*所给文段*:
↓↓↓
中文摘要：

目的探讨缺血后处理对短暂脑缺血后海马CA1区神经元内蛋白伴侣的影响。方法采用大鼠全脑缺血模型。Wistar大鼠分为缺血组及缺血后处理组,每组按照再灌注时间进一步分为12 h恢复组、24 h恢复组、48 h恢复组及72 h恢复组。采用HE染色光镜观察脑缺血后神经元死亡;差速离心结合蛋白印迹分析短暂脑缺血后蛋白伴侣hsp70和hsp40在细胞内数量的变化。结果 HE染色显示缺血后处理显著降低了脑缺血再灌注后海马CA1区神经元死亡;蛋白印迹分析显示,缺血后处理显著提高了hsp70的表达,同时还降低了缺血再灌注所致的hsp40的减少。结论缺血后处理能够显著减少脑缺血后海马CA1区神经元内hsp70和hsp40的含量,进而抑制蛋白聚集物的形成,降低了缺血再灌注后海马CA1区神经元死亡。

英文摘要：

Objective To investigate the effects of ischemic postconditioning on the chaperones in the CA1 neurons suffered transient ischemia and reperfusion.Methods Transient global ischemia rat model was established.Following different reperfusion period,all the Wistar rats were divided into ischemia and ischemic postconditioning groups.Each group was divided further into sham-operation,12,24,48 and 72 h recovery groups.Differential centrifuge and Western blotting analysis were used to analyze the quantitative alterations of hsp40 and hsp70.Results HE staining showed that ischemic postconditioning reduced neuronal death induced by transient ischemia and reperfusion.Western blotting analysis showed that the expression of hsp70 was upregulated,and the content of hsp40 in CA1 neurons was improved by ischemic postconditioning.Conclusions Ischemic postconditioning could improve the quantities of hsp70 and hsp40 in the CA1 neurons,and reduce neuronal death in the CA1 region caused by ischemia and reperfusion.
↑↑↑
*练习要求*: 用两句话概括这篇关于缺血后处理对大鼠海马CA1区蛋白伴侣影响的摘要。

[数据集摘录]
↓↓↓
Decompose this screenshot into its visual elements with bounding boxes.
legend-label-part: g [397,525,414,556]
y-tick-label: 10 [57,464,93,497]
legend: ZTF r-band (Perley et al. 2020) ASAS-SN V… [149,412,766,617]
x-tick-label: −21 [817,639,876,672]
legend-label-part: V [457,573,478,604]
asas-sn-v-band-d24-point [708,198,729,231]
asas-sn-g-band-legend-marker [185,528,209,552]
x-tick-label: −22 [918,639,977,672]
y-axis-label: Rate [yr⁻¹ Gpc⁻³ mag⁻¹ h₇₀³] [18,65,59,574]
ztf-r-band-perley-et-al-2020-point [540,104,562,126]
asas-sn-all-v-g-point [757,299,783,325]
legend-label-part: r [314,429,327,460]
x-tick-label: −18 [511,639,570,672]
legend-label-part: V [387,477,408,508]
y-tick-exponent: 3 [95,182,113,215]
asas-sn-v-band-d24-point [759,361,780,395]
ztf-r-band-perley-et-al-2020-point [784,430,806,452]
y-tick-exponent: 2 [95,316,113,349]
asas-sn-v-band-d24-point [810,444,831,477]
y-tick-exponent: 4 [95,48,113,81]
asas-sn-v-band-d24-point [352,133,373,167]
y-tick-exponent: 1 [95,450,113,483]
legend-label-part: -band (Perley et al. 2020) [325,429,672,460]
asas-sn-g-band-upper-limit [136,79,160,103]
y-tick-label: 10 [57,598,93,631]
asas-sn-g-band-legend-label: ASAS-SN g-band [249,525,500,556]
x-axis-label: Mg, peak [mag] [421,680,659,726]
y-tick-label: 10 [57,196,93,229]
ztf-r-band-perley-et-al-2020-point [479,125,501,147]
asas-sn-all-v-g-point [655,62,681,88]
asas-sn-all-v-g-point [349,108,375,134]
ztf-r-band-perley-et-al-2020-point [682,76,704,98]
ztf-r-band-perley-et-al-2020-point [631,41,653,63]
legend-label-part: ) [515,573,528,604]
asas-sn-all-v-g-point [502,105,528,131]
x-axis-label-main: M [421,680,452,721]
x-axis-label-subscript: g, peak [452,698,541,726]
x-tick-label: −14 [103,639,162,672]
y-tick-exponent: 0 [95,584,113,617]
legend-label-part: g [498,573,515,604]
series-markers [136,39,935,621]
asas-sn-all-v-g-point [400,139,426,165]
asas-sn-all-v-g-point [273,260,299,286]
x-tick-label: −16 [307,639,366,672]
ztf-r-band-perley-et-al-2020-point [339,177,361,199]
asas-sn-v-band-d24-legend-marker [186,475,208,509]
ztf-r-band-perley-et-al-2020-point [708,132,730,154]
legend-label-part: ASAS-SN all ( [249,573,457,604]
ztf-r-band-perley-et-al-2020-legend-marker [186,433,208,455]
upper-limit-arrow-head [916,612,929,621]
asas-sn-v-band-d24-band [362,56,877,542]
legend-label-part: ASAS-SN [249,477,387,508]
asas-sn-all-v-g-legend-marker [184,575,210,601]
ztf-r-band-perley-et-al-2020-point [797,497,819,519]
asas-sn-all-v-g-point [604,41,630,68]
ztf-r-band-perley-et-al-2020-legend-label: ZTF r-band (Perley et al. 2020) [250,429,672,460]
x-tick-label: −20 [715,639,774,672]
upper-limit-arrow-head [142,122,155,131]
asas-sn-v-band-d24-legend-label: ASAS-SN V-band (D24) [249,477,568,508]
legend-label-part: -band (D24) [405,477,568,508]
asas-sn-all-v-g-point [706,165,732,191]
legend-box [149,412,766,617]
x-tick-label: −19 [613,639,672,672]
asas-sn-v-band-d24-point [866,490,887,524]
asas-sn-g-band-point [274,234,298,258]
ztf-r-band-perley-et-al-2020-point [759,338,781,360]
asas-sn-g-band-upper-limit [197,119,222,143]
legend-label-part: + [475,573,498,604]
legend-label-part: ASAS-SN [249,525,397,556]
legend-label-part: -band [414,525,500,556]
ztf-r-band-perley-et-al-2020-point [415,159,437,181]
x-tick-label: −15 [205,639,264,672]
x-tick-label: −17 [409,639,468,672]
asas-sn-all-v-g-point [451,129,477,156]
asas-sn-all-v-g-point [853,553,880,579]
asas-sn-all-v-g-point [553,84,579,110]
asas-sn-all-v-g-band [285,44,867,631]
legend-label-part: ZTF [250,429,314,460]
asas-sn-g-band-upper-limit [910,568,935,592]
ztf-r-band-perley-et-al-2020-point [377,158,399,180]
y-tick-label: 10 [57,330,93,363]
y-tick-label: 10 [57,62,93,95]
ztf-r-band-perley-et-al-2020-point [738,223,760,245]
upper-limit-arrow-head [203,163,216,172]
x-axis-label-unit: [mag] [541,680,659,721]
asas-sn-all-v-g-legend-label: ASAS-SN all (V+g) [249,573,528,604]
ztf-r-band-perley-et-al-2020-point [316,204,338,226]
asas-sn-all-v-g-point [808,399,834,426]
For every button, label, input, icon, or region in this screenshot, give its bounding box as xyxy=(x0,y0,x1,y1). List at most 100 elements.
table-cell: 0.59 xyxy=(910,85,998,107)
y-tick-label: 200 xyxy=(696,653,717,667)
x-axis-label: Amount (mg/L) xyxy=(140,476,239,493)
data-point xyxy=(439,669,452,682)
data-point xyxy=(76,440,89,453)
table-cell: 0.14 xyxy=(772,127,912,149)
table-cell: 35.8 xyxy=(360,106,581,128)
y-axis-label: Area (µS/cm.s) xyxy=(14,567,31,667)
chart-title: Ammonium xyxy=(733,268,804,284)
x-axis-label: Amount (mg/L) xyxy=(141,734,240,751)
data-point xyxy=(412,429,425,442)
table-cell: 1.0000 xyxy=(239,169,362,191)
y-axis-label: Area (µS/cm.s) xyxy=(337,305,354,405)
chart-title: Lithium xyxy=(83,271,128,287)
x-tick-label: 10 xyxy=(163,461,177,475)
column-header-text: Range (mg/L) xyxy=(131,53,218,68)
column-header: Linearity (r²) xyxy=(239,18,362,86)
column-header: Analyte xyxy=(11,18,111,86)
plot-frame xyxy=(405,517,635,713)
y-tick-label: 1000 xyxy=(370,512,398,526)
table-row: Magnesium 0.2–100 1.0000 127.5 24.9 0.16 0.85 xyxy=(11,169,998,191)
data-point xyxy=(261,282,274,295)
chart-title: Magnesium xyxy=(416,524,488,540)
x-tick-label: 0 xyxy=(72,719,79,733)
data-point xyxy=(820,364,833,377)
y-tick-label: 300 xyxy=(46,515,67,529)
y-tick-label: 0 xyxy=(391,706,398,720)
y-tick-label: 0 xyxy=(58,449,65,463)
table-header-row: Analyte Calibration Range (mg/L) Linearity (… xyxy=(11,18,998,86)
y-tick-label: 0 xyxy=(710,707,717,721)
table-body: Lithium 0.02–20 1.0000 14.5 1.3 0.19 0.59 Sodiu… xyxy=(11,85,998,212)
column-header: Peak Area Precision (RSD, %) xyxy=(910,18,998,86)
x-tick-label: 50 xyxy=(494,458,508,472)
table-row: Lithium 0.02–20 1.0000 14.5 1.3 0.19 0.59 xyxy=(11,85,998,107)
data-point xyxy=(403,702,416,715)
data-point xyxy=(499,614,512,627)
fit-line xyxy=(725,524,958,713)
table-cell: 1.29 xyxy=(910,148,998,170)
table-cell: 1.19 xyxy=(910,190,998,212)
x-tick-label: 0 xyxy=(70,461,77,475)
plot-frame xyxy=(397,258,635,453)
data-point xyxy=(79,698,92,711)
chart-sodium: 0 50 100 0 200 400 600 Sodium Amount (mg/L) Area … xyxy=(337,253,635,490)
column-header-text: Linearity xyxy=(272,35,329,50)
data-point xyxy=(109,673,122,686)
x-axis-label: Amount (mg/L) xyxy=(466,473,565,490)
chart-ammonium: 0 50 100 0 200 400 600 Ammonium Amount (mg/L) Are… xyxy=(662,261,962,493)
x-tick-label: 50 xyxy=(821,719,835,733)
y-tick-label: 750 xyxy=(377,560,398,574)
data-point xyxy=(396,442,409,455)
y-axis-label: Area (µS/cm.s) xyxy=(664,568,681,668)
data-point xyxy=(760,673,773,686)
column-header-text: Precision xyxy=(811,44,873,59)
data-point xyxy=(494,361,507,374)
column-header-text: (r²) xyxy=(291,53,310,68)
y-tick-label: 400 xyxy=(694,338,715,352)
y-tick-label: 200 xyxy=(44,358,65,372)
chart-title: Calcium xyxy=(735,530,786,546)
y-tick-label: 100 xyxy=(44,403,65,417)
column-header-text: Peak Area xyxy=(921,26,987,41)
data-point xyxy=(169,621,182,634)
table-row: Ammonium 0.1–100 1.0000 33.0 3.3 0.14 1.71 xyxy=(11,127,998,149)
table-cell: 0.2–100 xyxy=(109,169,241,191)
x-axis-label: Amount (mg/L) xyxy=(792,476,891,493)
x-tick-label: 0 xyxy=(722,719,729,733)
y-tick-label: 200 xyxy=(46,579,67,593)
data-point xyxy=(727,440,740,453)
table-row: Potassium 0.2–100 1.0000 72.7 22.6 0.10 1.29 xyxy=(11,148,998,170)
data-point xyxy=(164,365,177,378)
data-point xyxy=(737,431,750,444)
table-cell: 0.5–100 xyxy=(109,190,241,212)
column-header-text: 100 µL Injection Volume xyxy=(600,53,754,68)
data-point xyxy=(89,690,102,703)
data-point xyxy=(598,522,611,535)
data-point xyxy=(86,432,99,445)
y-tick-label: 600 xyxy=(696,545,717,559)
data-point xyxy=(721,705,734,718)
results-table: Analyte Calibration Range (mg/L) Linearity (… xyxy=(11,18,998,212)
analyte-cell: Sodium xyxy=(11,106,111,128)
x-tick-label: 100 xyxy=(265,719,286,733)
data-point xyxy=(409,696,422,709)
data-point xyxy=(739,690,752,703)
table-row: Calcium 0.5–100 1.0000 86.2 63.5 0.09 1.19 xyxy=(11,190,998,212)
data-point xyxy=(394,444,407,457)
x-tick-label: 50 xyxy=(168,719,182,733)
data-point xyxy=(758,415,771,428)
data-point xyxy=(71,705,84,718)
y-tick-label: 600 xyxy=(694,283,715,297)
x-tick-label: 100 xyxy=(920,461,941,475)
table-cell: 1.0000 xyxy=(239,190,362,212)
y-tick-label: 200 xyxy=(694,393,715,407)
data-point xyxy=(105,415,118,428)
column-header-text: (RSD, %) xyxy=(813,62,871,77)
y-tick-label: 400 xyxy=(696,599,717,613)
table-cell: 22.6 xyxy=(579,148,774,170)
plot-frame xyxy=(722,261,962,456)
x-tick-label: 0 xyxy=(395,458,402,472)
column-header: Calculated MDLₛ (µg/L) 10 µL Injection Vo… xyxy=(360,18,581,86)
↑↑↑
*练习解答*: 研究采用大鼠全脑缺血模型，将Wistar大鼠分为缺血组和缺血后处理组，每组再按再灌注时间分为12 h、24 h、48 h和72 h恢复组，用HE染色观察神经元死亡，并用差速离心结合蛋白印迹分析hsp70和hsp40的数量变化。结果显示，缺血后处理显著降低了脑缺血再灌注后海马CA1区的神经元死亡，显著提高了hsp70的表达，同时降低了缺血再灌注所致的hsp40减少。